| Description of the task |
Arrange the lines from the start of the rows through the line containing "- y-tick-label: (5,000,000): [16, 324, 72, 335]", both included, as a Markdown table with the columns No. and Text, numbering each line and omitting blank lines. Leave the pictures out of the table.

Element-and-box listings:
○ ○ ○ ○ ○

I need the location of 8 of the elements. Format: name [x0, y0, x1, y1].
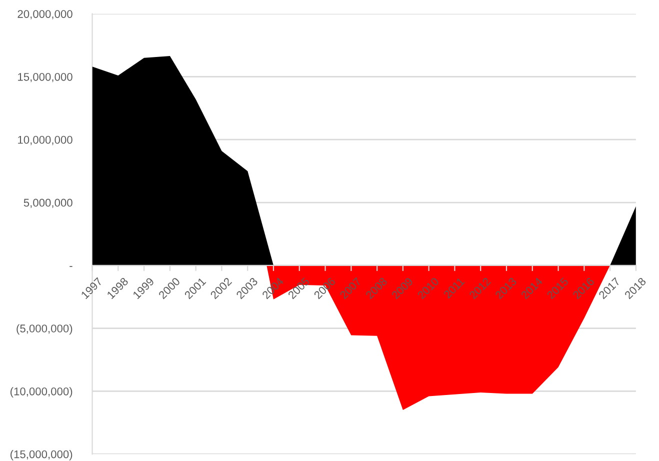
- y-tick-label: 5,000,000: [24, 198, 72, 208]
- y-tick-label: (15,000,000): [10, 450, 72, 460]
- y-tick-label: 15,000,000: [18, 72, 72, 82]
- y-tick-label: (5,000,000): [16, 324, 72, 335]
- y-tick-label: 10,000,000: [18, 136, 72, 146]
- y-tick-label: 20,000,000: [18, 10, 72, 20]
- y-tick-label: (10,000,000): [10, 387, 72, 398]
- y-tick-label: -: [70, 266, 72, 267]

○ ○ ○ ○ ○

| Correct answer |
| No. | Text |
|---|---|
| 1 | I need the location of 8 of the elements. Format: name [x0, y0, x1, y1]. |
| 2 | - y-tick-label: 5,000,000: [24, 198, 72, 208] |
| 3 | - y-tick-label: (15,000,000): [10, 450, 72, 460] |
| 4 | - y-tick-label: 15,000,000: [18, 72, 72, 82] |
| 5 | - y-tick-label: (5,000,000): [16, 324, 72, 335] |